▶ THE REQUEST
Each entry here needs to be set down again exactly, please; pictures are left out.

▶ GIVEN ENTRIES
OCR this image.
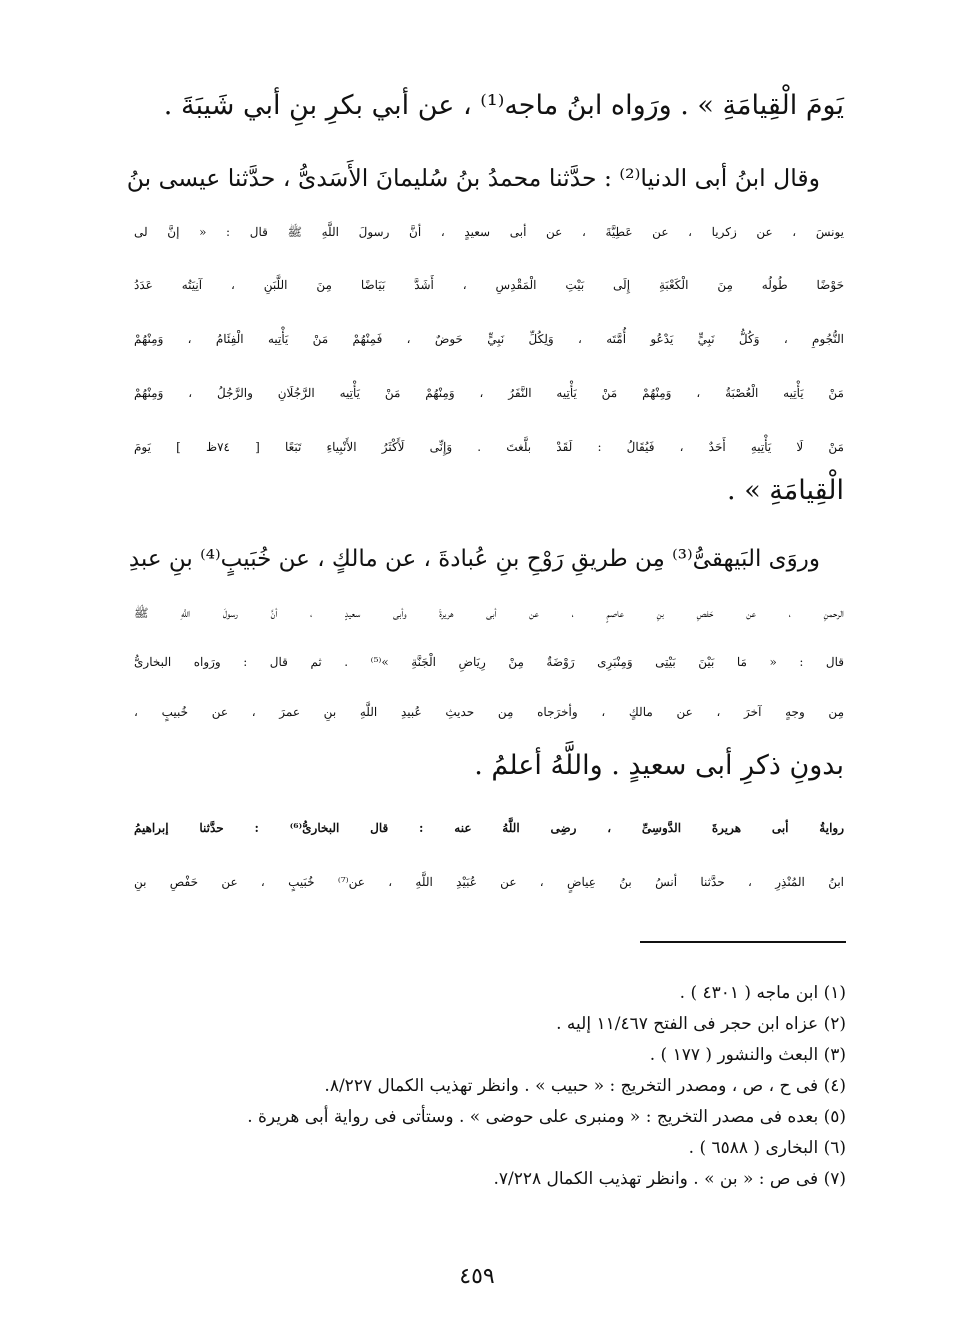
يَومَ الْقِيامَةِ » . ورَواه ابنُ ماجه⁽¹⁾ ، عن أبي بكرِ بنِ أبي شَيبَةَ .
وقال ابنُ أبى الدنيا⁽²⁾ : حدَّثنا محمدُ بنُ سُليمانَ الأَسَدىُّ ، حدَّثنا عيسى بنُ
يونسَ ، عن زكريا ، عن عَطِيَّةَ ، عن أبى سعيدٍ ، أنَّ رسولَ اللَّهِ ﷺ قال : « إنَّ لى
حَوْضًا طُولُه مِنَ الْكَعْبَةِ إِلَى بَيْتِ الْمَقْدِسِ ، أَشَدَّ بَيَاضًا مِنَ اللَّبَنِ ، آنِيَتُه عَدَدُ
النُّجُومِ ، وَكُلُّ نَبِيٍّ يَدْعُو أُمَّتَه ، وَلِكُلِّ نَبِيٍّ حَوضٌ ، فَمِنْهُمْ مَنْ يَأْتِيه الْفِئَامُ ، وَمِنْهُمْ
مَنْ يَأْتِيه الْعُصْبَةُ ، وَمِنْهُمْ مَنْ يَأْتِيه النَّفَرُ ، وَمِنْهُمْ مَنْ يَأْتِيه الرَّجُلَانِ والرَّجُلُ ، وَمِنْهُمْ
مَنْ لَا يَأْتِيهِ أَحَدٌ ، فَيُقَالُ : لَقَدْ بلَّغتَ . وَإِنِّى لَأَكْثَرُ الأَنْبِياءِ تَبَعًا [ ٧٤ظ ] يَومَ
الْقِيامَةِ » .
وروَى البَيهقىُّ⁽³⁾ مِن طريقِ رَوْحِ بنِ عُبادةَ ، عن مالكٍ ، عن خُبَيبٍ⁽⁴⁾ بنِ عبدِ
الرحمنِ ، عن حَفصِ بنِ عاصمٍ ، عن أبى هريرةَ وأبى سعيدٍ ، أنَّ رسولَ اللَّهِ ﷺ
قال : « مَا بَيْنَ بَيْتِى وَمِنْبَرِى رَوْضَةٌ مِنْ رِيَاضِ الْجَنَّةِ »⁽⁵⁾ . ثم قال : ورَواه البخارىُّ
مِن وجهٍ آخرَ ، عن مالكٍ ، وأخرَجاه مِن حديثِ عُبيدِ اللَّهِ بنِ عمرَ ، عن خُبيبٍ ،
بدونِ ذكرِ أبى سعيدٍ . واللَّهُ أعلمُ .
روايةُ أبى هريرةَ الدَّوسِىِّ ، رضِى اللَّهُ عنه : قال البخارىُّ⁽⁶⁾ : حدَّثنا إبراهيمُ
ابنُ المُنْذِرِ ، حدَّثنا أنسُ بنُ عِياضٍ ، عن عُبَيْدِ اللَّهِ ، عن⁽⁷⁾ خُبَيبٍ ، عن حَفْصِ بنِ
(١) ابن ماجه ( ٤٣٠١ ) .
(٢) عزاه ابن حجر فى الفتح ١١/٤٦٧ إليه .
(٣) البعث والنشور ( ١٧٧ ) .
(٤) فى ح ، ص ، ومصدر التخريج : « حبيب » . وانظر تهذيب الكمال ٨/٢٢٧.
(٥) بعده فى مصدر التخريج : « ومنبرى على حوضى » . وستأتى فى رواية أبى هريرة .
(٦) البخارى ( ٦٥٨٨ ) .
(٧) فى ص : « بن » . وانظر تهذيب الكمال ٧/٢٢٨.
٤٥٩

▶ OUTPUT FOR THIS TASK
OCR this image.
يَومَ الْقِيامَةِ » . ورَواه ابنُ ماجه⁽¹⁾ ، عن أبي بكرِ بنِ أبي شَيبَةَ .
وقال ابنُ أبى الدنيا⁽²⁾ : حدَّثنا محمدُ بنُ سُليمانَ الأَسَدىُّ ، حدَّثنا عيسى بنُ
يونسَ ، عن زكريا ، عن عَطِيَّةَ ، عن أبى سعيدٍ ، أنَّ رسولَ اللَّهِ ﷺ قال : « إنَّ لى
حَوْضًا طُولُه مِنَ الْكَعْبَةِ إِلَى بَيْتِ الْمَقْدِسِ ، أَشَدَّ بَيَاضًا مِنَ اللَّبَنِ ، آنِيَتُه عَدَدُ
النُّجُومِ ، وَكُلُّ نَبِيٍّ يَدْعُو أُمَّتَه ، وَلِكُلِّ نَبِيٍّ حَوضٌ ، فَمِنْهُمْ مَنْ يَأْتِيه الْفِئَامُ ، وَمِنْهُمْ
مَنْ يَأْتِيه الْعُصْبَةُ ، وَمِنْهُمْ مَنْ يَأْتِيه النَّفَرُ ، وَمِنْهُمْ مَنْ يَأْتِيه الرَّجُلَانِ والرَّجُلُ ، وَمِنْهُمْ
مَنْ لَا يَأْتِيهِ أَحَدٌ ، فَيُقَالُ : لَقَدْ بلَّغتَ . وَإِنِّى لَأَكْثَرُ الأَنْبِياءِ تَبَعًا [ ٧٤ظ ] يَومَ
الْقِيامَةِ » .
وروَى البَيهقىُّ⁽³⁾ مِن طريقِ رَوْحِ بنِ عُبادةَ ، عن مالكٍ ، عن خُبَيبٍ⁽⁴⁾ بنِ عبدِ
الرحمنِ ، عن حَفصِ بنِ عاصمٍ ، عن أبى هريرةَ وأبى سعيدٍ ، أنَّ رسولَ اللَّهِ ﷺ
قال : « مَا بَيْنَ بَيْتِى وَمِنْبَرِى رَوْضَةٌ مِنْ رِيَاضِ الْجَنَّةِ »⁽⁵⁾ . ثم قال : ورَواه البخارىُّ
مِن وجهٍ آخرَ ، عن مالكٍ ، وأخرَجاه مِن حديثِ عُبيدِ اللَّهِ بنِ عمرَ ، عن خُبيبٍ ،
بدونِ ذكرِ أبى سعيدٍ . واللَّهُ أعلمُ .
روايةُ أبى هريرةَ الدَّوسِىِّ ، رضِى اللَّهُ عنه : قال البخارىُّ⁽⁶⁾ : حدَّثنا إبراهيمُ
ابنُ المُنْذِرِ ، حدَّثنا أنسُ بنُ عِياضٍ ، عن عُبَيْدِ اللَّهِ ، عن⁽⁷⁾ خُبَيبٍ ، عن حَفْصِ بنِ
(١) ابن ماجه ( ٤٣٠١ ) .
(٢) عزاه ابن حجر فى الفتح ١١/٤٦٧ إليه .
(٣) البعث والنشور ( ١٧٧ ) .
(٤) فى ح ، ص ، ومصدر التخريج : « حبيب » . وانظر تهذيب الكمال ٨/٢٢٧.
(٥) بعده فى مصدر التخريج : « ومنبرى على حوضى » . وستأتى فى رواية أبى هريرة .
(٦) البخارى ( ٦٥٨٨ ) .
(٧) فى ص : « بن » . وانظر تهذيب الكمال ٧/٢٢٨.
٤٥٩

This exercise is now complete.